Dataset records
"""

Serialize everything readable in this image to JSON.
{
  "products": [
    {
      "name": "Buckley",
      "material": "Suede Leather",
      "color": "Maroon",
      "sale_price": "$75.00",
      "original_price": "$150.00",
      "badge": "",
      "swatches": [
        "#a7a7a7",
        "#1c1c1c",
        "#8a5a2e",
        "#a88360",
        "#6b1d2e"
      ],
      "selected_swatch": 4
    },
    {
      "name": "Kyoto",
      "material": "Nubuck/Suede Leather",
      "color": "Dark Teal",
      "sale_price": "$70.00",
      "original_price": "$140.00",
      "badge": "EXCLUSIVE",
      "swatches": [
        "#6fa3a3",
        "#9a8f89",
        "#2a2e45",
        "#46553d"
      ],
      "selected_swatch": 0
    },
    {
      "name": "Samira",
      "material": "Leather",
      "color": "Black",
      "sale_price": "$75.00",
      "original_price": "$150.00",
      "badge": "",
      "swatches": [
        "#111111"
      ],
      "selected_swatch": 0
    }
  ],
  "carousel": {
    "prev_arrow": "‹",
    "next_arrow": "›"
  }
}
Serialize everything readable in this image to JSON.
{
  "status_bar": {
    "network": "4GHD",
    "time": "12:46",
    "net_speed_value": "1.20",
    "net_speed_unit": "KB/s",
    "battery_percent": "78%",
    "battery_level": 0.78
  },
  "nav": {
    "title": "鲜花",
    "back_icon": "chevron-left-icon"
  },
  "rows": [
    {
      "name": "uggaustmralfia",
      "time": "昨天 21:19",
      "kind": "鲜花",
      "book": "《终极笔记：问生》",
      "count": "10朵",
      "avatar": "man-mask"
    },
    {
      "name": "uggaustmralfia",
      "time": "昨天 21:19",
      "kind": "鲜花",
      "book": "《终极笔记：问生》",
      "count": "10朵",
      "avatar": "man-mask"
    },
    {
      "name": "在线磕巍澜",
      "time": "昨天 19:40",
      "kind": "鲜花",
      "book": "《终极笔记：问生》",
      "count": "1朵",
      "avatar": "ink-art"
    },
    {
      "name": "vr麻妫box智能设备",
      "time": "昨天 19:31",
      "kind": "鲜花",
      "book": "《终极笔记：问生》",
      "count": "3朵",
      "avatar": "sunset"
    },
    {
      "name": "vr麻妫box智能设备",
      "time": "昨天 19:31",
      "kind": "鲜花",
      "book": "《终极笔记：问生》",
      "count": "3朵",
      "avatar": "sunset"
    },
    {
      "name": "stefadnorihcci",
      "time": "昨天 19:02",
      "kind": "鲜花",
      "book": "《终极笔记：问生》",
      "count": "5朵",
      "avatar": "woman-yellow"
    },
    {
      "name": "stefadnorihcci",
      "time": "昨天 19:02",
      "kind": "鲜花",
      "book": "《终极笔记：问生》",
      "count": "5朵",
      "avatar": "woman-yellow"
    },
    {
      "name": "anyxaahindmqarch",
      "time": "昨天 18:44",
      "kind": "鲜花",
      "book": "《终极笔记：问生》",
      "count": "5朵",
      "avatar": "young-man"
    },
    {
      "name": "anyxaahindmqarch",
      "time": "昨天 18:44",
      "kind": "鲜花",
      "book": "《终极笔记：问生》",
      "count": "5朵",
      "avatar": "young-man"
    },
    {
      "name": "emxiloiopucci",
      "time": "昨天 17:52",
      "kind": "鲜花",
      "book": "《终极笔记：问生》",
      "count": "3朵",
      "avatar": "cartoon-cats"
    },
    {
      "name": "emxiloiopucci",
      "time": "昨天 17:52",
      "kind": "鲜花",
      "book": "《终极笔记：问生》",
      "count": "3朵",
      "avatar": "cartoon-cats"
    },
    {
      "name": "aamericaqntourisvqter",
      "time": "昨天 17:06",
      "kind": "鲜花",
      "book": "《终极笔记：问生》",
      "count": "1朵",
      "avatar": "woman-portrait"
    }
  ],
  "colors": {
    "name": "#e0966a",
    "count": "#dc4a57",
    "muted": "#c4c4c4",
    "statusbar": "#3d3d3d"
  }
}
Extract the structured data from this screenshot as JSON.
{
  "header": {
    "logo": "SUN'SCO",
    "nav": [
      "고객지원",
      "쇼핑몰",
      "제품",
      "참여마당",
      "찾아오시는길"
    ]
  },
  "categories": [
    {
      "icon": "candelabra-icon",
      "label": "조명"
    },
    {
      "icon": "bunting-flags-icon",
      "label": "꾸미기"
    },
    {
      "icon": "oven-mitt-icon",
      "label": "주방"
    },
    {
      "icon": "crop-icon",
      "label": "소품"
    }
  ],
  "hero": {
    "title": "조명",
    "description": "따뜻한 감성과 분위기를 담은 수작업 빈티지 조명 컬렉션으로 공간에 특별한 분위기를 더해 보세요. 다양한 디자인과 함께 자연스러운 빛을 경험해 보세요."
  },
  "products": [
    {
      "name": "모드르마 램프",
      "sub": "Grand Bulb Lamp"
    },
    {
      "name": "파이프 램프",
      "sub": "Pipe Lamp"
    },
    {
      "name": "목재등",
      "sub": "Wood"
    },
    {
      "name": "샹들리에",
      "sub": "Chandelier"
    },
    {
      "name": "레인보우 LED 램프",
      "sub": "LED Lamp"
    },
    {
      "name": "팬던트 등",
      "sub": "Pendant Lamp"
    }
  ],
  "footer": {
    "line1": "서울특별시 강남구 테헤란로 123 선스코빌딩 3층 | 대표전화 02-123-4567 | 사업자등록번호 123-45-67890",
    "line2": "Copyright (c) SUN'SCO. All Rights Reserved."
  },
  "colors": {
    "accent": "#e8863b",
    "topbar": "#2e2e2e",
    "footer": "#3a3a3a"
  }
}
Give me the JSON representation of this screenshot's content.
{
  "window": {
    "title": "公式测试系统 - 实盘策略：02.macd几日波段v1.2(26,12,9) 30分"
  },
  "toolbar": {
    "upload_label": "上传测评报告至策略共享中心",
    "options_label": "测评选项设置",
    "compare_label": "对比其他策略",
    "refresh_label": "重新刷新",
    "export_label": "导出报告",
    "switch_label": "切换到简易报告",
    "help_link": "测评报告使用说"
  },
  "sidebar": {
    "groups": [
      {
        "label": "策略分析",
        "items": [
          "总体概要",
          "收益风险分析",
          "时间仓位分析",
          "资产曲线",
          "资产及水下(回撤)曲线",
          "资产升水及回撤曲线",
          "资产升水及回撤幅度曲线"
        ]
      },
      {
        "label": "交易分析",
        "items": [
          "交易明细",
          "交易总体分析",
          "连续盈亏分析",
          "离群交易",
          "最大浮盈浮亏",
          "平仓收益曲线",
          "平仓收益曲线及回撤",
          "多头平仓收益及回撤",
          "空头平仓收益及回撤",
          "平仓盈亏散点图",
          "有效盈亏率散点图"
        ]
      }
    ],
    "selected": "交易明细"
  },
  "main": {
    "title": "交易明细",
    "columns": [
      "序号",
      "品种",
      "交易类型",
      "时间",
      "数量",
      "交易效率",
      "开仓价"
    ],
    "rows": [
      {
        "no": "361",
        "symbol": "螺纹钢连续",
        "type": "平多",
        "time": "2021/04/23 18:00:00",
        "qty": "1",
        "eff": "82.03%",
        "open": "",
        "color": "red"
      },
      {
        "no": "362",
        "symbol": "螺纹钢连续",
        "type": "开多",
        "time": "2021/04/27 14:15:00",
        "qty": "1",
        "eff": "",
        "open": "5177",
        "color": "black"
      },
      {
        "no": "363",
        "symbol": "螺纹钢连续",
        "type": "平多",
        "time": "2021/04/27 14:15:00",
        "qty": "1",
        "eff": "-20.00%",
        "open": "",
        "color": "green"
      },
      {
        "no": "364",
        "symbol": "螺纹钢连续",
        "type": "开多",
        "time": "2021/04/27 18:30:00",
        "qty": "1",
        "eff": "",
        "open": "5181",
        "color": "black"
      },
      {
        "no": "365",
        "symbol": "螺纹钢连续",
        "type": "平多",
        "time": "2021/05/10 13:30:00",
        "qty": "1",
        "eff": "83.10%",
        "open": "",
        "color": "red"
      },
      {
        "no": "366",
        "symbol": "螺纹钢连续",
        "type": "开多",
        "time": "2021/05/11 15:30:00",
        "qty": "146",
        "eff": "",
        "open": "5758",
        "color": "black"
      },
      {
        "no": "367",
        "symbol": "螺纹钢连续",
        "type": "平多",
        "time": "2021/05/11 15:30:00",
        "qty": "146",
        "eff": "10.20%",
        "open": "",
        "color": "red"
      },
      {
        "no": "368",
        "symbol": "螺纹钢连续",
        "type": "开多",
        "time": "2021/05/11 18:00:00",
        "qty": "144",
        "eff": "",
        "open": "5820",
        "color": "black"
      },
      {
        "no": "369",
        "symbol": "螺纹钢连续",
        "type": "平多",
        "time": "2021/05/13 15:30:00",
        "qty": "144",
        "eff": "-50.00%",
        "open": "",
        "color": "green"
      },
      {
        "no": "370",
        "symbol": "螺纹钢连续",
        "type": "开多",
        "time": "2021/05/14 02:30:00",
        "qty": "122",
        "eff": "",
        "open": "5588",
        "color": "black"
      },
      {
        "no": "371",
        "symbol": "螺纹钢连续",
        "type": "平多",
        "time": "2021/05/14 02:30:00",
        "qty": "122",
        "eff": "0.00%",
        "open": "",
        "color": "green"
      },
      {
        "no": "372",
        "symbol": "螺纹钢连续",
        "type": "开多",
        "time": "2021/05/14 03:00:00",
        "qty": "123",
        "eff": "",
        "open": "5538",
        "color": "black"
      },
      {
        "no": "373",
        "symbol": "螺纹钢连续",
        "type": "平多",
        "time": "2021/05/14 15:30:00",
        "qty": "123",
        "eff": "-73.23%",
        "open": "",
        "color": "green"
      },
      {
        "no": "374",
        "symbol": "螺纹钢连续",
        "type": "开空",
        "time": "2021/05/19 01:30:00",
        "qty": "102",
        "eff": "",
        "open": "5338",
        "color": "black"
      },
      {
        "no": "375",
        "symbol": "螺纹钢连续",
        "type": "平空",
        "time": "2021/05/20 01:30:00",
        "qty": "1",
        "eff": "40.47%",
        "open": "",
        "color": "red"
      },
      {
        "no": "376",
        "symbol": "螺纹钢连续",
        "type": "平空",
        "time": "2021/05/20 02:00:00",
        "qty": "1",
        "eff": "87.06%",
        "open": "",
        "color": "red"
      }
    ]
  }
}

"""

> _Given instruction_
Copy every line above that holds the word "screenshot".

> _Answer to this task_
Extract the structured data from this screenshot as JSON.
Give me the JSON representation of this screenshot's content.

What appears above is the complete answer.